---------- Excerpted data

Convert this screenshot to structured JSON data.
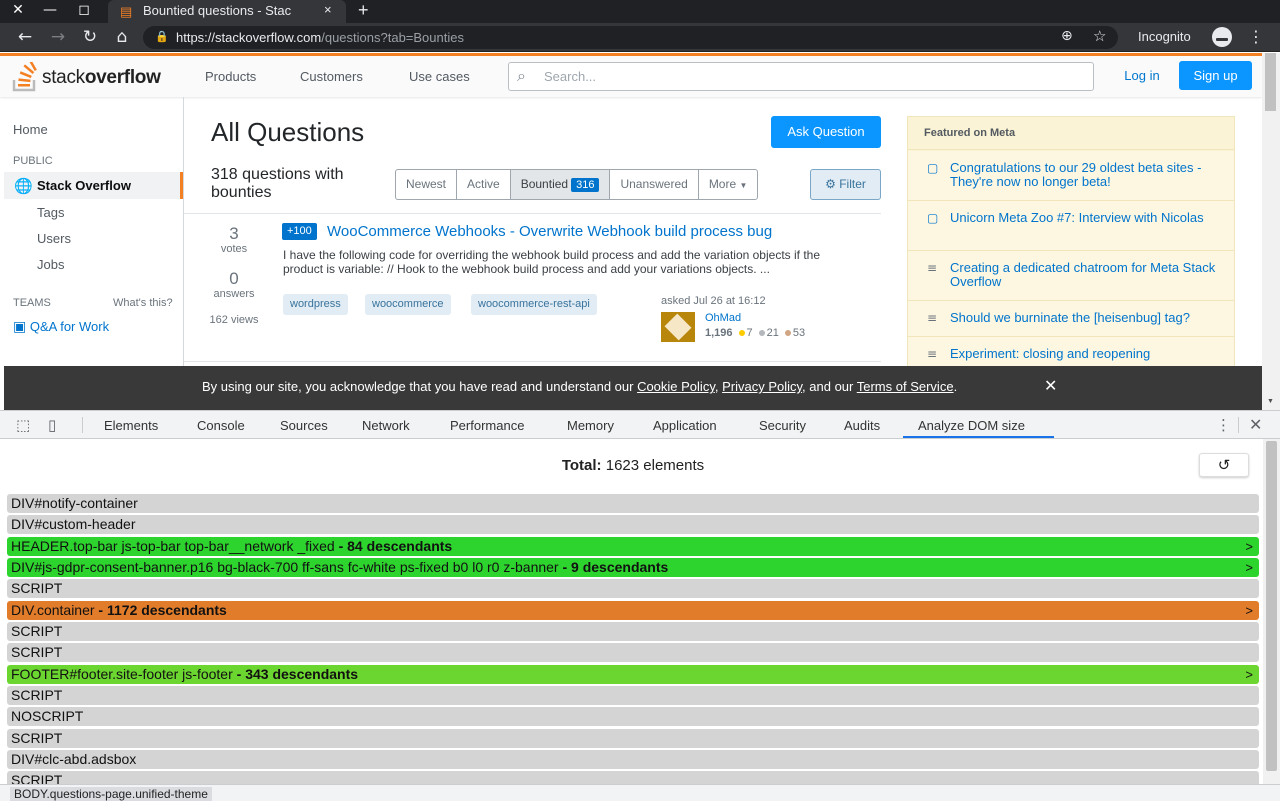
{
  "browser": {
    "tab_title": "Bountied questions - Stac",
    "tab_close": "×",
    "new_tab": "+",
    "url_host": "https://stackoverflow.com",
    "url_path": "/questions?tab=Bounties",
    "incognito_label": "Incognito",
    "win_close": "✕",
    "win_min": "—",
    "win_max": "◻"
  },
  "so": {
    "logo_light": "stack",
    "logo_bold": "overflow",
    "nav": [
      "Products",
      "Customers",
      "Use cases"
    ],
    "search_placeholder": "Search...",
    "login": "Log in",
    "signup": "Sign up"
  },
  "leftnav": {
    "home": "Home",
    "public": "PUBLIC",
    "stack_overflow": "Stack Overflow",
    "tags": "Tags",
    "users": "Users",
    "jobs": "Jobs",
    "teams": "TEAMS",
    "whats_this": "What's this?",
    "qa_for_work": "Q&A for Work"
  },
  "main": {
    "title": "All Questions",
    "ask_button": "Ask Question",
    "count_text": "318 questions with bounties",
    "filters": [
      "Newest",
      "Active",
      "Bountied",
      "Unanswered",
      "More"
    ],
    "bountied_count": "316",
    "filter_button": "Filter"
  },
  "question": {
    "votes": "3",
    "votes_label": "votes",
    "answers": "0",
    "answers_label": "answers",
    "views": "162 views",
    "bounty": "+100",
    "title": "WooCommerce Webhooks - Overwrite Webhook build process bug",
    "excerpt": "I have the following code for overriding the webhook build process and add the variation objects if the product is variable: // Hook to the webhook build process and add your variations objects. ...",
    "tags": [
      "wordpress",
      "woocommerce",
      "woocommerce-rest-api"
    ],
    "asked": "asked Jul 26 at 16:12",
    "user": "OhMad",
    "rep": "1,196",
    "gold": "7",
    "silver": "21",
    "bronze": "53"
  },
  "meta": {
    "header": "Featured on Meta",
    "items": [
      "Congratulations to our 29 oldest beta sites - They're now no longer beta!",
      "Unicorn Meta Zoo #7: Interview with Nicolas",
      "Creating a dedicated chatroom for Meta Stack Overflow",
      "Should we burninate the [heisenbug] tag?",
      "Experiment: closing and reopening"
    ]
  },
  "cookie": {
    "pre": "By using our site, you acknowledge that you have read and understand our ",
    "cookie_policy": "Cookie Policy",
    "sep1": ", ",
    "privacy_policy": "Privacy Policy",
    "sep2": ", and our ",
    "terms": "Terms of Service",
    "end": "."
  },
  "devtools": {
    "tabs": [
      "Elements",
      "Console",
      "Sources",
      "Network",
      "Performance",
      "Memory",
      "Application",
      "Security",
      "Audits",
      "Analyze DOM size"
    ],
    "total_label": "Total:",
    "total_value": "1623 elements",
    "refresh": "↺",
    "breadcrumb": "BODY.questions-page.unified-theme",
    "rows": [
      {
        "name": "DIV#notify-container",
        "desc": "",
        "color": "gray"
      },
      {
        "name": "DIV#custom-header",
        "desc": "",
        "color": "gray"
      },
      {
        "name": "HEADER.top-bar js-top-bar top-bar__network _fixed",
        "desc": " - 84 descendants",
        "color": "green"
      },
      {
        "name": "DIV#js-gdpr-consent-banner.p16 bg-black-700 ff-sans fc-white ps-fixed b0 l0 r0 z-banner",
        "desc": " - 9 descendants",
        "color": "green"
      },
      {
        "name": "SCRIPT",
        "desc": "",
        "color": "gray"
      },
      {
        "name": "DIV.container",
        "desc": " - 1172 descendants",
        "color": "orange"
      },
      {
        "name": "SCRIPT",
        "desc": "",
        "color": "gray"
      },
      {
        "name": "SCRIPT",
        "desc": "",
        "color": "gray"
      },
      {
        "name": "FOOTER#footer.site-footer js-footer",
        "desc": " - 343 descendants",
        "color": "lime"
      },
      {
        "name": "SCRIPT",
        "desc": "",
        "color": "gray"
      },
      {
        "name": "NOSCRIPT",
        "desc": "",
        "color": "gray"
      },
      {
        "name": "SCRIPT",
        "desc": "",
        "color": "gray"
      },
      {
        "name": "DIV#clc-abd.adsbox",
        "desc": "",
        "color": "gray"
      },
      {
        "name": "SCRIPT",
        "desc": "",
        "color": "gray"
      }
    ]
  }
}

--------------------

§ To be done: A faithful copy of the records above is needed, with the pictures left out.

§ Written response:
Convert this screenshot to structured JSON data.
{
  "browser": {
    "tab_title": "Bountied questions - Stac",
    "tab_close": "×",
    "new_tab": "+",
    "url_host": "https://stackoverflow.com",
    "url_path": "/questions?tab=Bounties",
    "incognito_label": "Incognito",
    "win_close": "✕",
    "win_min": "—",
    "win_max": "◻"
  },
  "so": {
    "logo_light": "stack",
    "logo_bold": "overflow",
    "nav": [
      "Products",
      "Customers",
      "Use cases"
    ],
    "search_placeholder": "Search...",
    "login": "Log in",
    "signup": "Sign up"
  },
  "leftnav": {
    "home": "Home",
    "public": "PUBLIC",
    "stack_overflow": "Stack Overflow",
    "tags": "Tags",
    "users": "Users",
    "jobs": "Jobs",
    "teams": "TEAMS",
    "whats_this": "What's this?",
    "qa_for_work": "Q&A for Work"
  },
  "main": {
    "title": "All Questions",
    "ask_button": "Ask Question",
    "count_text": "318 questions with bounties",
    "filters": [
      "Newest",
      "Active",
      "Bountied",
      "Unanswered",
      "More"
    ],
    "bountied_count": "316",
    "filter_button": "Filter"
  },
  "question": {
    "votes": "3",
    "votes_label": "votes",
    "answers": "0",
    "answers_label": "answers",
    "views": "162 views",
    "bounty": "+100",
    "title": "WooCommerce Webhooks - Overwrite Webhook build process bug",
    "excerpt": "I have the following code for overriding the webhook build process and add the variation objects if the product is variable: // Hook to the webhook build process and add your variations objects. ...",
    "tags": [
      "wordpress",
      "woocommerce",
      "woocommerce-rest-api"
    ],
    "asked": "asked Jul 26 at 16:12",
    "user": "OhMad",
    "rep": "1,196",
    "gold": "7",
    "silver": "21",
    "bronze": "53"
  },
  "meta": {
    "header": "Featured on Meta",
    "items": [
      "Congratulations to our 29 oldest beta sites - They're now no longer beta!",
      "Unicorn Meta Zoo #7: Interview with Nicolas",
      "Creating a dedicated chatroom for Meta Stack Overflow",
      "Should we burninate the [heisenbug] tag?",
      "Experiment: closing and reopening"
    ]
  },
  "cookie": {
    "pre": "By using our site, you acknowledge that you have read and understand our ",
    "cookie_policy": "Cookie Policy",
    "sep1": ", ",
    "privacy_policy": "Privacy Policy",
    "sep2": ", and our ",
    "terms": "Terms of Service",
    "end": "."
  },
  "devtools": {
    "tabs": [
      "Elements",
      "Console",
      "Sources",
      "Network",
      "Performance",
      "Memory",
      "Application",
      "Security",
      "Audits",
      "Analyze DOM size"
    ],
    "total_label": "Total:",
    "total_value": "1623 elements",
    "refresh": "↺",
    "breadcrumb": "BODY.questions-page.unified-theme",
    "rows": [
      {
        "name": "DIV#notify-container",
        "desc": "",
        "color": "gray"
      },
      {
        "name": "DIV#custom-header",
        "desc": "",
        "color": "gray"
      },
      {
        "name": "HEADER.top-bar js-top-bar top-bar__network _fixed",
        "desc": " - 84 descendants",
        "color": "green"
      },
      {
        "name": "DIV#js-gdpr-consent-banner.p16 bg-black-700 ff-sans fc-white ps-fixed b0 l0 r0 z-banner",
        "desc": " - 9 descendants",
        "color": "green"
      },
      {
        "name": "SCRIPT",
        "desc": "",
        "color": "gray"
      },
      {
        "name": "DIV.container",
        "desc": " - 1172 descendants",
        "color": "orange"
      },
      {
        "name": "SCRIPT",
        "desc": "",
        "color": "gray"
      },
      {
        "name": "SCRIPT",
        "desc": "",
        "color": "gray"
      },
      {
        "name": "FOOTER#footer.site-footer js-footer",
        "desc": " - 343 descendants",
        "color": "lime"
      },
      {
        "name": "SCRIPT",
        "desc": "",
        "color": "gray"
      },
      {
        "name": "NOSCRIPT",
        "desc": "",
        "color": "gray"
      },
      {
        "name": "SCRIPT",
        "desc": "",
        "color": "gray"
      },
      {
        "name": "DIV#clc-abd.adsbox",
        "desc": "",
        "color": "gray"
      },
      {
        "name": "SCRIPT",
        "desc": "",
        "color": "gray"
      }
    ]
  }
}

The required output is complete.